__WHAT IS REQUIRED__
Read the listing below and copy out every line that holds "ylabel".

__THE INPUT__
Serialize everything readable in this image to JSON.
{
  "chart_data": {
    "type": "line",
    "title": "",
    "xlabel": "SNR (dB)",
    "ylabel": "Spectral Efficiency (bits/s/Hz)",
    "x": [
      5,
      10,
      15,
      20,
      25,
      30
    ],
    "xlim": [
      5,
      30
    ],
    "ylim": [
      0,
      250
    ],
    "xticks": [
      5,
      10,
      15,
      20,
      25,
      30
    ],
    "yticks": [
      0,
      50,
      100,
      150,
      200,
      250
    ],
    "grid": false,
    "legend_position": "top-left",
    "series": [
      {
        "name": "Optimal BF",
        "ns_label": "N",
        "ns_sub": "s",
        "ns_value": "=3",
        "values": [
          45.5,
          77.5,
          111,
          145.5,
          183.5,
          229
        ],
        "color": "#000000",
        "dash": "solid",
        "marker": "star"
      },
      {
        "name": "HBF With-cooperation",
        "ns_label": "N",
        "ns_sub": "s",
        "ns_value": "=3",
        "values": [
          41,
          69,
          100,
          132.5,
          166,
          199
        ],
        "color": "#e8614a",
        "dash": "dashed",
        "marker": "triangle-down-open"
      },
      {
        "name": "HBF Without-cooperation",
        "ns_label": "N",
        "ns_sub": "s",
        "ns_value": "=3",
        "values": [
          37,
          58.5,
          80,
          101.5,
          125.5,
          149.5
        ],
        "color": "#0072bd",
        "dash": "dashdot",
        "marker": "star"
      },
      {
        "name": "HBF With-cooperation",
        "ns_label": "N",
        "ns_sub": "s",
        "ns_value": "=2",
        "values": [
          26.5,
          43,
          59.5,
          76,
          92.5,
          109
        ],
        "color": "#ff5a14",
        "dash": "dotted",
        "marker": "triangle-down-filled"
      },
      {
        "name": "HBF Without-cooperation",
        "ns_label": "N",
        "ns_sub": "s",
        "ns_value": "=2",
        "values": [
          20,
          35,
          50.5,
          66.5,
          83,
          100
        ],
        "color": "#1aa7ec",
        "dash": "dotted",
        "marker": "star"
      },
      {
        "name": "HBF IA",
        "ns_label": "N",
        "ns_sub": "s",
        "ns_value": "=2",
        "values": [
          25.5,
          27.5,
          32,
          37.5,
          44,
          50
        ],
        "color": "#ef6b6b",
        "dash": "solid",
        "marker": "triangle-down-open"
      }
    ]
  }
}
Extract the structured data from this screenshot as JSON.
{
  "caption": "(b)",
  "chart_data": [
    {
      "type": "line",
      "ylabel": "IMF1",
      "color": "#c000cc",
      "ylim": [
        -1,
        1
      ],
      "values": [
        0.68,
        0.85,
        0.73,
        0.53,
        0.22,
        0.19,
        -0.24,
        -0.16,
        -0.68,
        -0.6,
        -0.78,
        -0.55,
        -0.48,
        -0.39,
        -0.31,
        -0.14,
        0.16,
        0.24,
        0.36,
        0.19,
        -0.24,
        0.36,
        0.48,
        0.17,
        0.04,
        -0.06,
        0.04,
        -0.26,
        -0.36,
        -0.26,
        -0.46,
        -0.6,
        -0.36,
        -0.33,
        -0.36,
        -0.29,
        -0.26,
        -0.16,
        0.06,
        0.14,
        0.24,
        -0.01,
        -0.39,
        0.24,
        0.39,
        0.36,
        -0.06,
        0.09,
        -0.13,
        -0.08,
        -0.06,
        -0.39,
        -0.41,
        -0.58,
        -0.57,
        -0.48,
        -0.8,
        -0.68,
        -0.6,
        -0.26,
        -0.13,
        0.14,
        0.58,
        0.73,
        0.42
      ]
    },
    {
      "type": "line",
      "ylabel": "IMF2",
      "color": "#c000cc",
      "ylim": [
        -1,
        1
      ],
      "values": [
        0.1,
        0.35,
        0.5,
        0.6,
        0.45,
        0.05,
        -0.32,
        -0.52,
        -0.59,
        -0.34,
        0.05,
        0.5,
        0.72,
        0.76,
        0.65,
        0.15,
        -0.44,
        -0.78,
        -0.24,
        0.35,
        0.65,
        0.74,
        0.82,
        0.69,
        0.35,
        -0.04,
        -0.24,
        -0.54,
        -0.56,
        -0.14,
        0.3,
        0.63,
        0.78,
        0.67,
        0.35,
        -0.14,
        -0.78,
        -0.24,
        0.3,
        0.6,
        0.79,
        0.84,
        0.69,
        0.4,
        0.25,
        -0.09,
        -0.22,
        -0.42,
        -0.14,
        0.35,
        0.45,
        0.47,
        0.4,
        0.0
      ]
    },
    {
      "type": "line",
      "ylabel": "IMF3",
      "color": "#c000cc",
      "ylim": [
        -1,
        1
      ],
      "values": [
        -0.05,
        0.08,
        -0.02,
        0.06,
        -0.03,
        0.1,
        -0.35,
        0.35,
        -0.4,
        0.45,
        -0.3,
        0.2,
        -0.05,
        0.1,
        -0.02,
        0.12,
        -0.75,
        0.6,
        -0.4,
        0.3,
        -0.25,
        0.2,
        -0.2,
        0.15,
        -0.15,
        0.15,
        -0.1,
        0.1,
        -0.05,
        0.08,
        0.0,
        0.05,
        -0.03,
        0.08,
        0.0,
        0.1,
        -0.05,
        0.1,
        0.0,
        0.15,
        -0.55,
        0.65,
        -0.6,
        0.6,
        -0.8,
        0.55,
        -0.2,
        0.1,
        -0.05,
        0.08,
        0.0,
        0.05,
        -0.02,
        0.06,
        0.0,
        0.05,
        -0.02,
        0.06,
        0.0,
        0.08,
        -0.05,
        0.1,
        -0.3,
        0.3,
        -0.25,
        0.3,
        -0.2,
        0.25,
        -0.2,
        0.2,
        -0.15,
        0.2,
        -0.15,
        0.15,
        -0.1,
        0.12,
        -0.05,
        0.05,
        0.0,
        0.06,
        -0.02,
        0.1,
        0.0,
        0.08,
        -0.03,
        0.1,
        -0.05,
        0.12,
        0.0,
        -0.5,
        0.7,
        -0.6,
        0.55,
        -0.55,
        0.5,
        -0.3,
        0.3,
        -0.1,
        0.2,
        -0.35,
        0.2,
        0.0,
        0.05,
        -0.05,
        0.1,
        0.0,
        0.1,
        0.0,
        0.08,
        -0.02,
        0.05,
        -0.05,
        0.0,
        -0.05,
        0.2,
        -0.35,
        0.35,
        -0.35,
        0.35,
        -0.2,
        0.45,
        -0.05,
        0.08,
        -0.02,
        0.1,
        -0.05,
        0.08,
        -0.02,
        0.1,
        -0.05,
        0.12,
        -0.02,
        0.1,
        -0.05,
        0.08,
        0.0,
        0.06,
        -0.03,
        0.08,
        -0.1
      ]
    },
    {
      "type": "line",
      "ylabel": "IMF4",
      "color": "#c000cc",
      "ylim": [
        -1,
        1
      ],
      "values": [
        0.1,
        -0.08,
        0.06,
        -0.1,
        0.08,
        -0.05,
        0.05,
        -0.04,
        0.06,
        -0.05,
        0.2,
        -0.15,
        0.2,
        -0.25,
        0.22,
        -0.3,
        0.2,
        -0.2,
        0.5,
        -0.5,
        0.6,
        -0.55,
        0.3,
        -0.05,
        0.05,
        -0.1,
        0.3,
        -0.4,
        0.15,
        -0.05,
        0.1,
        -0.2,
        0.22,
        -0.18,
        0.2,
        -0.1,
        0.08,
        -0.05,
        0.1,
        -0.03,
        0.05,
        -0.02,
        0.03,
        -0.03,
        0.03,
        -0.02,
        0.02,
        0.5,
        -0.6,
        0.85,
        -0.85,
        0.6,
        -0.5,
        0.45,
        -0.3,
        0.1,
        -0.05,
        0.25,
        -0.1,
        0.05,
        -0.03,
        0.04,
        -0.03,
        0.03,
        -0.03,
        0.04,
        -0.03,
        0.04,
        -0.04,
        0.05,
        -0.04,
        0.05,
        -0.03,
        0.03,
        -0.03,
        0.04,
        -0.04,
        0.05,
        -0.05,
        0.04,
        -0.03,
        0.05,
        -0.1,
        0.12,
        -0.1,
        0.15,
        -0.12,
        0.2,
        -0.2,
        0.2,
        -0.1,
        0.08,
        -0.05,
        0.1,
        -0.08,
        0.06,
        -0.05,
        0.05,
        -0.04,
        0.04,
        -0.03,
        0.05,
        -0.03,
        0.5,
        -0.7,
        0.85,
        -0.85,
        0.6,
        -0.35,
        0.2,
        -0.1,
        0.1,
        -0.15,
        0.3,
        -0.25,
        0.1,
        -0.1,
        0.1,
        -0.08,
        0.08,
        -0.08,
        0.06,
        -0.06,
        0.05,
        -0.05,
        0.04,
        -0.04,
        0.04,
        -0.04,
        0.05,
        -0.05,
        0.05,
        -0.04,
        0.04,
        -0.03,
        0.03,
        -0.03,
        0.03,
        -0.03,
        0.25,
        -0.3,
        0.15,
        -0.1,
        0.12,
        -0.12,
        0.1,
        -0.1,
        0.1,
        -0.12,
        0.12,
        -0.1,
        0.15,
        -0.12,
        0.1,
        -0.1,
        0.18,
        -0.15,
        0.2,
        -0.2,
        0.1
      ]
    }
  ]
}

__THE ANSWER__
    "ylabel": "Spectral Efficiency (bits/s/Hz)",
      "ylabel": "IMF1",
      "ylabel": "IMF2",
      "ylabel": "IMF3",
      "ylabel": "IMF4",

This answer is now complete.